**THE EXERCISE**. Copy the records word for word, from the first line through the line containing "chevron-down-icon [363, 59, 369, 63]", that line included.
>> begin
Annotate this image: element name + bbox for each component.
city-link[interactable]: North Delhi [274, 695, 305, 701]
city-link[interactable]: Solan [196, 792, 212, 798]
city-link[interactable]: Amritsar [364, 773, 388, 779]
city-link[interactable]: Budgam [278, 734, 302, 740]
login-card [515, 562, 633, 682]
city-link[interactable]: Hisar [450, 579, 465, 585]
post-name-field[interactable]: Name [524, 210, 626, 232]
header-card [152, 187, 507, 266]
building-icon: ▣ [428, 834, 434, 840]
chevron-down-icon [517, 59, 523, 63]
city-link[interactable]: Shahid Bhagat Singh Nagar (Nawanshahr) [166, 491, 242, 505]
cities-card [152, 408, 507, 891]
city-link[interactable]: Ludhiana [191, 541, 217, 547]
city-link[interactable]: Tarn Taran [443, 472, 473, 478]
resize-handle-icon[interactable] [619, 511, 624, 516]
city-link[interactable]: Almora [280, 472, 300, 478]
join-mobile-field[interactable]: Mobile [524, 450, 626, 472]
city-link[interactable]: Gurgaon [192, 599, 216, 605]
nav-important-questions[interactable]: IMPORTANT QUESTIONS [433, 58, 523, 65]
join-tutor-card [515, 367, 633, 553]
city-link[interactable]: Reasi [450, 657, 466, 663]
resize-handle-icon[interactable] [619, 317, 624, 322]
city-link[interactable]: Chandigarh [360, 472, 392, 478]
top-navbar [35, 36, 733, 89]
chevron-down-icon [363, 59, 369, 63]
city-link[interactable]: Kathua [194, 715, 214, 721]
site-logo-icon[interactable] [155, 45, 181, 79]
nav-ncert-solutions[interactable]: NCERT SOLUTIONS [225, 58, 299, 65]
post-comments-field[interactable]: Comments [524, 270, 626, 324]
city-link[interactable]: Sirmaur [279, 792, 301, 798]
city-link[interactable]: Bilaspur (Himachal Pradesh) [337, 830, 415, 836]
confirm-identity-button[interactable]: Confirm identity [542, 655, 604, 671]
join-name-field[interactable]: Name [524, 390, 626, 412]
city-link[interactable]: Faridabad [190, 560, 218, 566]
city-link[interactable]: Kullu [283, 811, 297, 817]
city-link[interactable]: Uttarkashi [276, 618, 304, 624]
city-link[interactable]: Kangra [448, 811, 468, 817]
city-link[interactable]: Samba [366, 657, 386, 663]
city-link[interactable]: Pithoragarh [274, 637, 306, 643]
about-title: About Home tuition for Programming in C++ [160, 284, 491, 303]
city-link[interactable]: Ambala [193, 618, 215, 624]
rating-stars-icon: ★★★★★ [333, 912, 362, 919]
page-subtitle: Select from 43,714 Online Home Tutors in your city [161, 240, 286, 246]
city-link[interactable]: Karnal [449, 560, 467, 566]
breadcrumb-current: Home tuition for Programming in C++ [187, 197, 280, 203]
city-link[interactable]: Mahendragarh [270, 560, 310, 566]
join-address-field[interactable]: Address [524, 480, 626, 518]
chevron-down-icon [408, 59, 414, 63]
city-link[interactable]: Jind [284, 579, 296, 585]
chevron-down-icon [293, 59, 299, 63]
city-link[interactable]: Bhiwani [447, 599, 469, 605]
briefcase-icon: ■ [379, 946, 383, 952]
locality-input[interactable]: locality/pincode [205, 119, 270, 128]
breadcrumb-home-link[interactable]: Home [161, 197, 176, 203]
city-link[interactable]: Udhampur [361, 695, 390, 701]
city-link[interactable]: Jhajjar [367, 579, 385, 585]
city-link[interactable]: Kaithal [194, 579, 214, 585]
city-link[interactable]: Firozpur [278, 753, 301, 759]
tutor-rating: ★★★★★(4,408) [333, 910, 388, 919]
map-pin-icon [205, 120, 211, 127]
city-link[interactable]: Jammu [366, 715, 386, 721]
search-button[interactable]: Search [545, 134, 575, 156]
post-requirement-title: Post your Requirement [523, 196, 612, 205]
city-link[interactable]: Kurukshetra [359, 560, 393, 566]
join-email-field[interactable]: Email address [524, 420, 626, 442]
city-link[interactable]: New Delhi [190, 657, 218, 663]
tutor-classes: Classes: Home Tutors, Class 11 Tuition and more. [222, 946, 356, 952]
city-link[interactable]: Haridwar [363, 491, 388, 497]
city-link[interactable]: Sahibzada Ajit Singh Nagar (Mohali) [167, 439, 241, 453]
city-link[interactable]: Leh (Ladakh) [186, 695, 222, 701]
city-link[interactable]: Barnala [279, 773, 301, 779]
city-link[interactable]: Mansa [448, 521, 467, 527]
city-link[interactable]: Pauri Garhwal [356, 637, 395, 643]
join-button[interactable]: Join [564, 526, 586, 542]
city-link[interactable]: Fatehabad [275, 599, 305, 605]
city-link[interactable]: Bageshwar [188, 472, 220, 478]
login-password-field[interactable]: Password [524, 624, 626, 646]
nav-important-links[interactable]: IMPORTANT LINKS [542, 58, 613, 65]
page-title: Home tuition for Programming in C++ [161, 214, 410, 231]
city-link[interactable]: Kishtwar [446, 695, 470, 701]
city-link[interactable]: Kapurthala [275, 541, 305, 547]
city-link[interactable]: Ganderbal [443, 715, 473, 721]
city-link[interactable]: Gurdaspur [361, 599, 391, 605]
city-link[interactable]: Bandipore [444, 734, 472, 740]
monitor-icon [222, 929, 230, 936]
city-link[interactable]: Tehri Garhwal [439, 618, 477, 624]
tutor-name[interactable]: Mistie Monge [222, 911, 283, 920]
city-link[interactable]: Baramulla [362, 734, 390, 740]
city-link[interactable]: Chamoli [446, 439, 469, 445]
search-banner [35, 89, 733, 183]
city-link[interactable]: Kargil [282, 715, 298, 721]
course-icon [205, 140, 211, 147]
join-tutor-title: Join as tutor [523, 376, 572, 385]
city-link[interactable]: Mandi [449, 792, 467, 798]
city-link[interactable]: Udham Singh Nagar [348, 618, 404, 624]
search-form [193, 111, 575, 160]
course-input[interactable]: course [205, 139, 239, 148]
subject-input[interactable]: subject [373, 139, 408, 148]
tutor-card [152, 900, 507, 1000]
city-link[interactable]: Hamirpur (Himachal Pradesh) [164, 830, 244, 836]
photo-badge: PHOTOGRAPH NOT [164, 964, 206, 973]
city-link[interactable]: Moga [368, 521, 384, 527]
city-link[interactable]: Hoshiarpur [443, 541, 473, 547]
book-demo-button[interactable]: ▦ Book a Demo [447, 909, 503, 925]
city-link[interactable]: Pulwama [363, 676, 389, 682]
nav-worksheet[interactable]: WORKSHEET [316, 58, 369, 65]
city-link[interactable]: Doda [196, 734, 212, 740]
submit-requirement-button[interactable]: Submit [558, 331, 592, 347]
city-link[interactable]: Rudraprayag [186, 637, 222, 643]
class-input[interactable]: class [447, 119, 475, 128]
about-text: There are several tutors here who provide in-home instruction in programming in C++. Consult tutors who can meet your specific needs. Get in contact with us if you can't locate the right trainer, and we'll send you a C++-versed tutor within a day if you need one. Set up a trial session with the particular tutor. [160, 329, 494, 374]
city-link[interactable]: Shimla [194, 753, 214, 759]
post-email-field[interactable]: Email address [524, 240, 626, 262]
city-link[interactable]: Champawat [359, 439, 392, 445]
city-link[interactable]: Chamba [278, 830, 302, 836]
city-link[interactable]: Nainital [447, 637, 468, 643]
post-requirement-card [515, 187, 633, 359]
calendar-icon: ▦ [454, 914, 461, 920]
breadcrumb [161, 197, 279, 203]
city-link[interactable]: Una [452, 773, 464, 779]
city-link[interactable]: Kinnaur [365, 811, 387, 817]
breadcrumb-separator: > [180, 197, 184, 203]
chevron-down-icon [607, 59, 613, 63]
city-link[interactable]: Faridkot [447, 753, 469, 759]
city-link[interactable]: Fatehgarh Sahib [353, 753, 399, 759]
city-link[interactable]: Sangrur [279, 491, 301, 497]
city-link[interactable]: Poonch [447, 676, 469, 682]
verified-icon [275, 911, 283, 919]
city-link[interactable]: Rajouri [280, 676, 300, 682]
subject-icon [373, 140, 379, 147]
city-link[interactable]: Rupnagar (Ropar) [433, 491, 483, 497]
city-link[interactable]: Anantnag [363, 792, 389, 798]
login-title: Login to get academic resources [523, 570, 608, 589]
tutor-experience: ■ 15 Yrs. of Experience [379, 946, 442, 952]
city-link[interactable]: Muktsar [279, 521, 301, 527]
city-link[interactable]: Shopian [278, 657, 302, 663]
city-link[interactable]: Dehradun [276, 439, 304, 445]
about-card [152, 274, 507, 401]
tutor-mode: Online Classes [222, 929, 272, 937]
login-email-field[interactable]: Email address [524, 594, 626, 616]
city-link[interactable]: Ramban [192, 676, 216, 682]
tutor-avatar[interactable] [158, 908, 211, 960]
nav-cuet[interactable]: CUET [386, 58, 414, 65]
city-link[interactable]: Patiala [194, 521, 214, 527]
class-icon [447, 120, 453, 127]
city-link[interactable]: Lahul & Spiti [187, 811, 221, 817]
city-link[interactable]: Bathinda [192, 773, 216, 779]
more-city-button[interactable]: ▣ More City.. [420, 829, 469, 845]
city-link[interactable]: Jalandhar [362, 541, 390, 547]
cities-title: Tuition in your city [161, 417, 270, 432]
>> end
**THE REPLY**.
Annotate this image: element name + bbox for each component.
city-link[interactable]: North Delhi [274, 695, 305, 701]
city-link[interactable]: Solan [196, 792, 212, 798]
city-link[interactable]: Amritsar [364, 773, 388, 779]
city-link[interactable]: Budgam [278, 734, 302, 740]
login-card [515, 562, 633, 682]
city-link[interactable]: Hisar [450, 579, 465, 585]
post-name-field[interactable]: Name [524, 210, 626, 232]
header-card [152, 187, 507, 266]
building-icon: ▣ [428, 834, 434, 840]
chevron-down-icon [517, 59, 523, 63]
city-link[interactable]: Shahid Bhagat Singh Nagar (Nawanshahr) [166, 491, 242, 505]
cities-card [152, 408, 507, 891]
city-link[interactable]: Ludhiana [191, 541, 217, 547]
city-link[interactable]: Tarn Taran [443, 472, 473, 478]
resize-handle-icon[interactable] [619, 511, 624, 516]
city-link[interactable]: Almora [280, 472, 300, 478]
join-mobile-field[interactable]: Mobile [524, 450, 626, 472]
city-link[interactable]: Gurgaon [192, 599, 216, 605]
nav-important-questions[interactable]: IMPORTANT QUESTIONS [433, 58, 523, 65]
join-tutor-card [515, 367, 633, 553]
city-link[interactable]: Reasi [450, 657, 466, 663]
resize-handle-icon[interactable] [619, 317, 624, 322]
city-link[interactable]: Chandigarh [360, 472, 392, 478]
top-navbar [35, 36, 733, 89]
chevron-down-icon [363, 59, 369, 63]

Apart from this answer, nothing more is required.